begin Extracted entries

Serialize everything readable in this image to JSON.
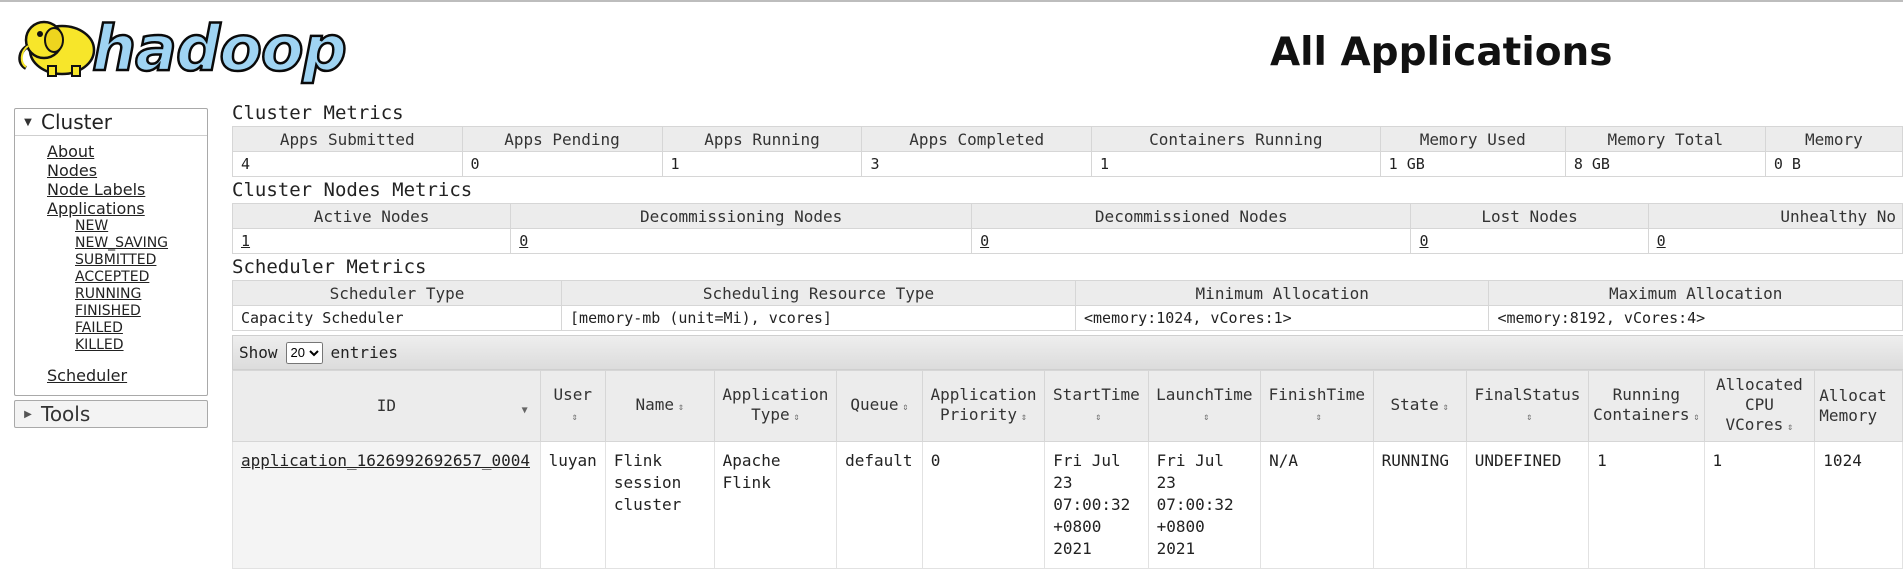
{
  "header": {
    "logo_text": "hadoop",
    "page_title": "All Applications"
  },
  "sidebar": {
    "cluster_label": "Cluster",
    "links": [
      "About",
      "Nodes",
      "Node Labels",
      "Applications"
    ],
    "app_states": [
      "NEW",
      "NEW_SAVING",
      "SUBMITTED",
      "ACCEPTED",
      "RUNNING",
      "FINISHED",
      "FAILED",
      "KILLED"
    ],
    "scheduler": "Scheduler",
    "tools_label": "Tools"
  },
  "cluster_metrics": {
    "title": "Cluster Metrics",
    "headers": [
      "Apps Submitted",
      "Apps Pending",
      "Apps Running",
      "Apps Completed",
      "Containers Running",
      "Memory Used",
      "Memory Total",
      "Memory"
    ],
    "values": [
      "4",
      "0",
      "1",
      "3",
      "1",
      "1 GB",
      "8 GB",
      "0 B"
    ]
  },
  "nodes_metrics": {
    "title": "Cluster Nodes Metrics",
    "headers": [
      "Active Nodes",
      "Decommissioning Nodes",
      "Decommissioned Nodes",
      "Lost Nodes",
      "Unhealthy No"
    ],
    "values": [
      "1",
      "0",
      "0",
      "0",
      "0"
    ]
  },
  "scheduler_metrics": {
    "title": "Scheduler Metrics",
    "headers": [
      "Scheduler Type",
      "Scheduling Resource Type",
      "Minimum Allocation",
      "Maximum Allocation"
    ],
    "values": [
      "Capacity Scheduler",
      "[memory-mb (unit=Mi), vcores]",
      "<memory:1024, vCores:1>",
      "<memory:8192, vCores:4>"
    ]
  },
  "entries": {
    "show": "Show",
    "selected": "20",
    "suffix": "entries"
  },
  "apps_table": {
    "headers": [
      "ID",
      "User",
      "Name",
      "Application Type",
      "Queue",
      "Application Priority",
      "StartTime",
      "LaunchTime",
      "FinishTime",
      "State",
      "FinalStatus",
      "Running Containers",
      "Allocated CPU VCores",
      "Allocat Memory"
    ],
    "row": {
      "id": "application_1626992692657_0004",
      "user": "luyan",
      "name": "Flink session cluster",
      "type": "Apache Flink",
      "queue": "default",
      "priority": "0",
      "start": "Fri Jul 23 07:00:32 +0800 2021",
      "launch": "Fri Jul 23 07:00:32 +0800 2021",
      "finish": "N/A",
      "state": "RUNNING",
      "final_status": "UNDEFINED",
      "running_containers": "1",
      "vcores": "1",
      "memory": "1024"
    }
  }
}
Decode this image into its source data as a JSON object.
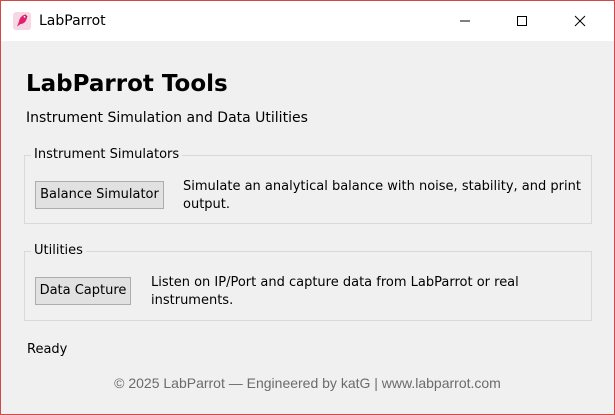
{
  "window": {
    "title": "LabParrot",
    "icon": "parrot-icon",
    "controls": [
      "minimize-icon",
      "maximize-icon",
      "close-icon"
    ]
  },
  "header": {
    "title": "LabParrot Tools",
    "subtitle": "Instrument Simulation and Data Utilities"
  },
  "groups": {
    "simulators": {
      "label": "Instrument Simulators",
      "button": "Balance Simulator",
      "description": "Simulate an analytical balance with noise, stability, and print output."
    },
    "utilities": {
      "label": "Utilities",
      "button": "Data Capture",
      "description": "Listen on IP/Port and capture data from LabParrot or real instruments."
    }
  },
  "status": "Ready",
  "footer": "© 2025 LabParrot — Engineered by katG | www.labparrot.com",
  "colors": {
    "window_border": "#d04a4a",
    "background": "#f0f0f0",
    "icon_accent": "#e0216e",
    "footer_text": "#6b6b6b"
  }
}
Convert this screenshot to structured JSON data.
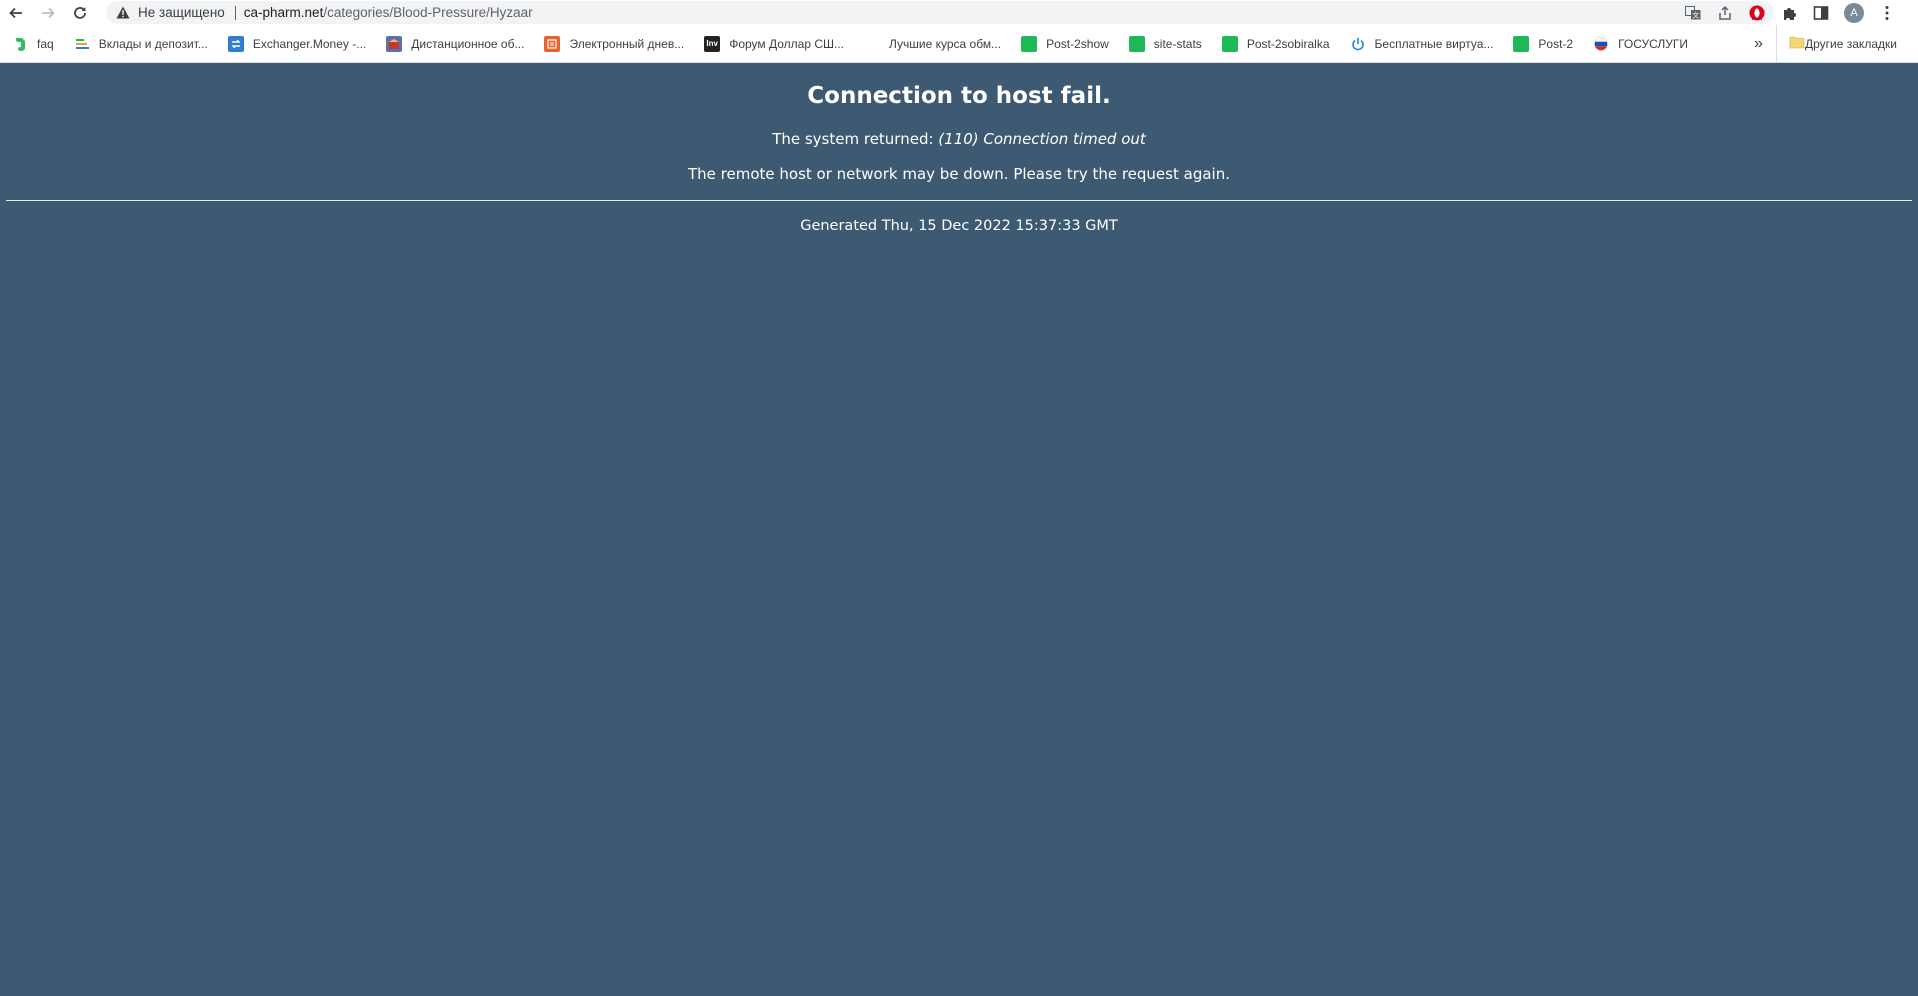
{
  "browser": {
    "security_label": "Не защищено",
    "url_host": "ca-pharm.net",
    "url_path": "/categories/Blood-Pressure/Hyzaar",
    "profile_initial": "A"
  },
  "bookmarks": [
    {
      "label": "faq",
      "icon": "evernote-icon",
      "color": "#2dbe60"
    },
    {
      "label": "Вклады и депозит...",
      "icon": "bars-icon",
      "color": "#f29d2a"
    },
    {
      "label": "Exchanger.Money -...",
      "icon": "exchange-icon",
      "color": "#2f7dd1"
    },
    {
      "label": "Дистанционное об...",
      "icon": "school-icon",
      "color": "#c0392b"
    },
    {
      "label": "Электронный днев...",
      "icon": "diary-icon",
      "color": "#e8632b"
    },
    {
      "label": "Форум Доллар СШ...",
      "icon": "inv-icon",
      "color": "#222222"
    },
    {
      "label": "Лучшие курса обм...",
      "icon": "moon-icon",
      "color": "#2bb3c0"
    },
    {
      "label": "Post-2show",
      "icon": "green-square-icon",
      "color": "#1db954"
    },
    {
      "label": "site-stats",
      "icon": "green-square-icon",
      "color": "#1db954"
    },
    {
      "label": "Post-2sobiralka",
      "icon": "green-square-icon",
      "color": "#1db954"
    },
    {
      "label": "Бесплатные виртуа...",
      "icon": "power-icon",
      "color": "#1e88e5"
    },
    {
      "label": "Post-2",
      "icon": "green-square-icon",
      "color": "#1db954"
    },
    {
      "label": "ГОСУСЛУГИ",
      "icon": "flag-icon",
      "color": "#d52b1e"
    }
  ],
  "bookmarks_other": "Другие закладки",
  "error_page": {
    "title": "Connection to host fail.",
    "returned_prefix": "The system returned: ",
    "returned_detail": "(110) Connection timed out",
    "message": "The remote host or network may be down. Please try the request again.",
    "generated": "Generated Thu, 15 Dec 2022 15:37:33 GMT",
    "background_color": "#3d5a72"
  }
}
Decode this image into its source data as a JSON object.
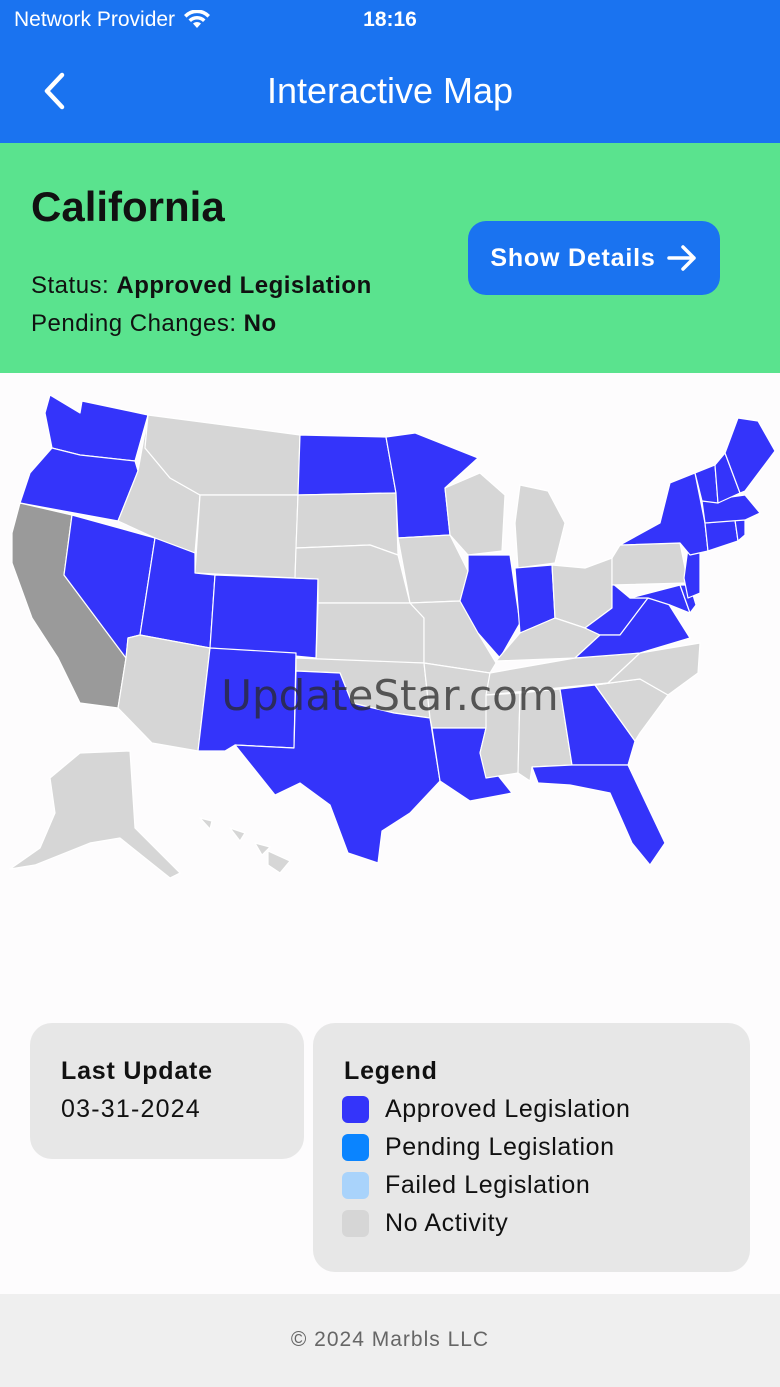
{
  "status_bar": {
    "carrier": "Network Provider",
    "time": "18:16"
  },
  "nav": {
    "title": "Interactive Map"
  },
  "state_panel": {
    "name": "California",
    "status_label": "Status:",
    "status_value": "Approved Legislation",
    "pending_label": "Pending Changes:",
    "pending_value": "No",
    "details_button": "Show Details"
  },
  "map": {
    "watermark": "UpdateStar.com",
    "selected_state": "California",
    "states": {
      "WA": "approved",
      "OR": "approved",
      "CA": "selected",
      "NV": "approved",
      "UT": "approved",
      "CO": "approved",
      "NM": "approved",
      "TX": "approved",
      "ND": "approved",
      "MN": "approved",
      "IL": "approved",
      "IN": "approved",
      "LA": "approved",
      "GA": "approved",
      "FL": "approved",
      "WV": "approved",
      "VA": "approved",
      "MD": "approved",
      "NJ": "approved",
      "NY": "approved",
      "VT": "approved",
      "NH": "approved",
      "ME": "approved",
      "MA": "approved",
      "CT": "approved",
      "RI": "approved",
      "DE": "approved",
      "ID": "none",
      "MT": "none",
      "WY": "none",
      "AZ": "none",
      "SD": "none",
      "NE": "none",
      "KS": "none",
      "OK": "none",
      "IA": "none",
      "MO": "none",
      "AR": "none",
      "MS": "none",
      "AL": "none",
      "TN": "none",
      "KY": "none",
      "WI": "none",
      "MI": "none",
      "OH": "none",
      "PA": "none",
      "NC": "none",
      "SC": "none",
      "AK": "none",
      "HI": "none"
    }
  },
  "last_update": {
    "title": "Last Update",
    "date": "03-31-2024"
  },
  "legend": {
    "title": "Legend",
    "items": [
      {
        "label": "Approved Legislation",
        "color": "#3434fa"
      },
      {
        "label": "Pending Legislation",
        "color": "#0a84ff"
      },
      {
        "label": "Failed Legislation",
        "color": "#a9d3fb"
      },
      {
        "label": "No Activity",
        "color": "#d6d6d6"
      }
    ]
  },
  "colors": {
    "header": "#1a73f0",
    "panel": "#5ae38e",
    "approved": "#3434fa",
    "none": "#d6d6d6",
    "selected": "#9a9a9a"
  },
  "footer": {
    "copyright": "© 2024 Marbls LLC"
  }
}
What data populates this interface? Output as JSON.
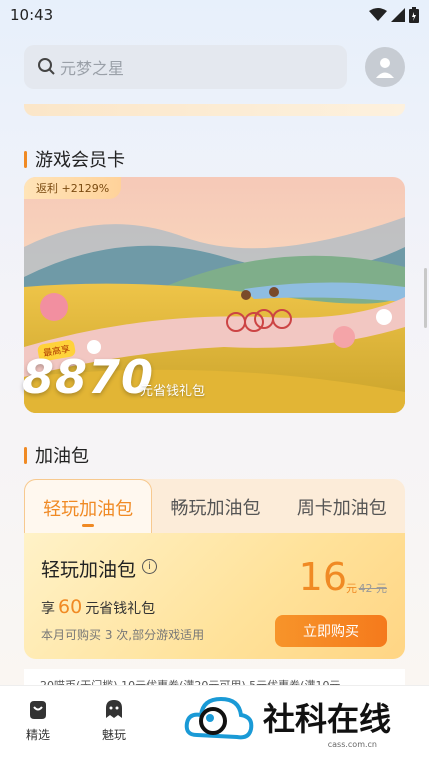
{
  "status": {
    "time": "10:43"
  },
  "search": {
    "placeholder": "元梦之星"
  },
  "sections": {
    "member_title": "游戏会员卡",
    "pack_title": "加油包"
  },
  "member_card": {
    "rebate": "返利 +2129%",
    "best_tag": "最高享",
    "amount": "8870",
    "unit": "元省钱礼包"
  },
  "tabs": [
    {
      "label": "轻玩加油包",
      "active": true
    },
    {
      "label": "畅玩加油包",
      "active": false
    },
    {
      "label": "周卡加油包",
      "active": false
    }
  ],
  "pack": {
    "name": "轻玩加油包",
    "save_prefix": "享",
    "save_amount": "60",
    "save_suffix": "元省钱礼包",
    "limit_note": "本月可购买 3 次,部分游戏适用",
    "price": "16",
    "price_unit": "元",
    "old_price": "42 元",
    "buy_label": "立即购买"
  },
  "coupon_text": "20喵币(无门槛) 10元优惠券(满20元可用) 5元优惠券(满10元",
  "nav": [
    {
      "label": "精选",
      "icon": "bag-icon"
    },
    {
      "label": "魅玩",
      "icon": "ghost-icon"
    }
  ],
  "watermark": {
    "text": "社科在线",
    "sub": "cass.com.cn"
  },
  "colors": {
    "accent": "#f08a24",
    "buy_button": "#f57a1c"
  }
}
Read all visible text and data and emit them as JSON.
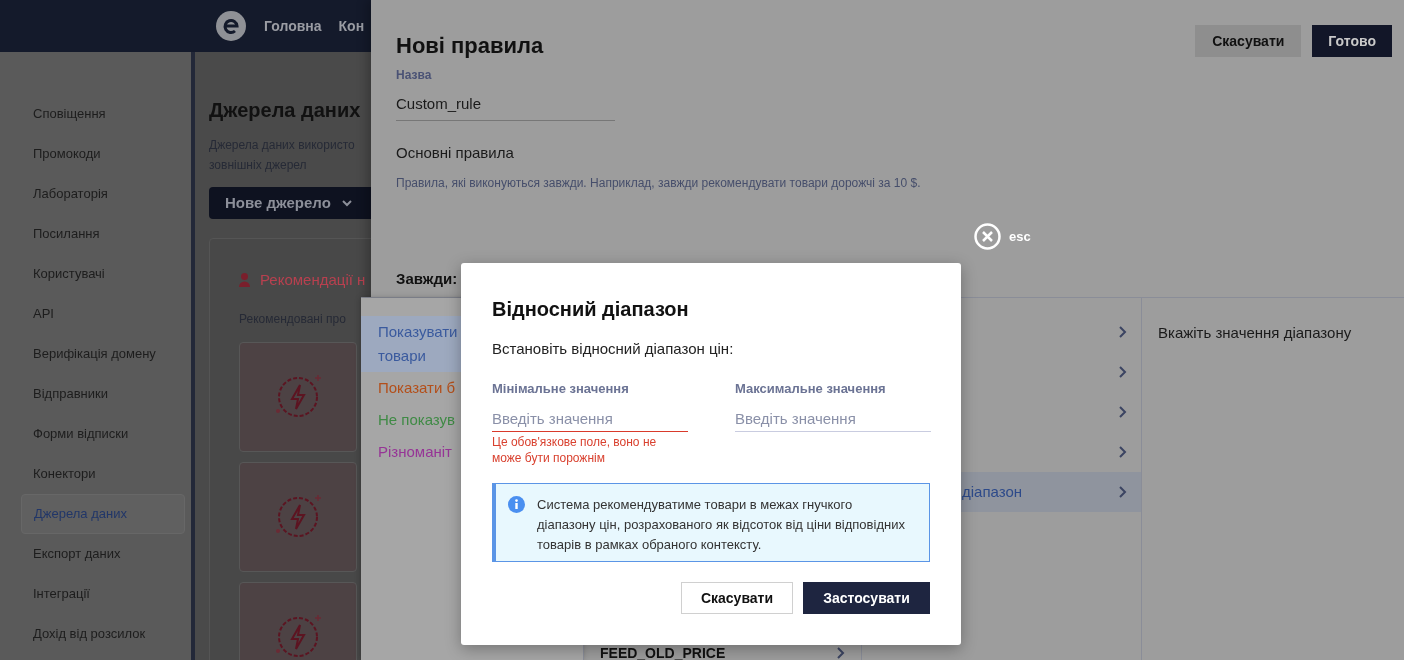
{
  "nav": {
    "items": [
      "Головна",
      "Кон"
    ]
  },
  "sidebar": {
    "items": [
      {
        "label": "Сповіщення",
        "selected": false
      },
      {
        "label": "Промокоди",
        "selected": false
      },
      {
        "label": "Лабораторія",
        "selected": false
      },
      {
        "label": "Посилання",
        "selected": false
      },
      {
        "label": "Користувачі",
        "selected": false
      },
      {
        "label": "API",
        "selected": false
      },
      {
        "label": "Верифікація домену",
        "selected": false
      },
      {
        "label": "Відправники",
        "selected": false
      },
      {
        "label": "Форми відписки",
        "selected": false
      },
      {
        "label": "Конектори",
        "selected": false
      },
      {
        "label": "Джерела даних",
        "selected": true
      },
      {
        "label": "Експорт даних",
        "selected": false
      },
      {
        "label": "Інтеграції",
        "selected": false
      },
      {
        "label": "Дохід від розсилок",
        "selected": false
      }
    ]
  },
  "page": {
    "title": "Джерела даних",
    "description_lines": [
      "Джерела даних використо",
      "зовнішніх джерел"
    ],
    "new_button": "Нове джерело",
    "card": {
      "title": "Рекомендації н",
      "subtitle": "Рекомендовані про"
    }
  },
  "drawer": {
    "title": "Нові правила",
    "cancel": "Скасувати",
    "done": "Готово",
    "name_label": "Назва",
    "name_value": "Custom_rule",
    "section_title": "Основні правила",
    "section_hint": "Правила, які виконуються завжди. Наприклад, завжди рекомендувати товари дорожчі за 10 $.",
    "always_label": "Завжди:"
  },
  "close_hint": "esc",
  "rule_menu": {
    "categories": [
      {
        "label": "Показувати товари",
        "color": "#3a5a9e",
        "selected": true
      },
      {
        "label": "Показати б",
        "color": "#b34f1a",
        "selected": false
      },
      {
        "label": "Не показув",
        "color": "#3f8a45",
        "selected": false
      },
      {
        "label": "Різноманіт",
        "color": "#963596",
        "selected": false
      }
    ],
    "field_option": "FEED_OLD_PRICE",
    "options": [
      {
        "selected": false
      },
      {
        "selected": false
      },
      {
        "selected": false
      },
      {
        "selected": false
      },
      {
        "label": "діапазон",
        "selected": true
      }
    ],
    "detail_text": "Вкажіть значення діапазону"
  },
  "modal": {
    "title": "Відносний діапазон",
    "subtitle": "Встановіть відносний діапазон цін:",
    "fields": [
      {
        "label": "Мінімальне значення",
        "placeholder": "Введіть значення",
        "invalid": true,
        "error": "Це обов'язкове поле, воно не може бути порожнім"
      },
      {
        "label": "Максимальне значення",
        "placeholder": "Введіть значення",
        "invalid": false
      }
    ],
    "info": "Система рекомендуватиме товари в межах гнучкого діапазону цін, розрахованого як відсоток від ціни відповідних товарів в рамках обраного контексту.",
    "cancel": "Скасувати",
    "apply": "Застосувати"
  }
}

end Extracted entries

▶ [Your instructions]
Each line in the listing above that contains "даних" should be copied.

▶ [Full solution]
        "label": "Джерела даних",
        "label": "Експорт даних",
    "title": "Джерела даних",
      "Джерела даних використо",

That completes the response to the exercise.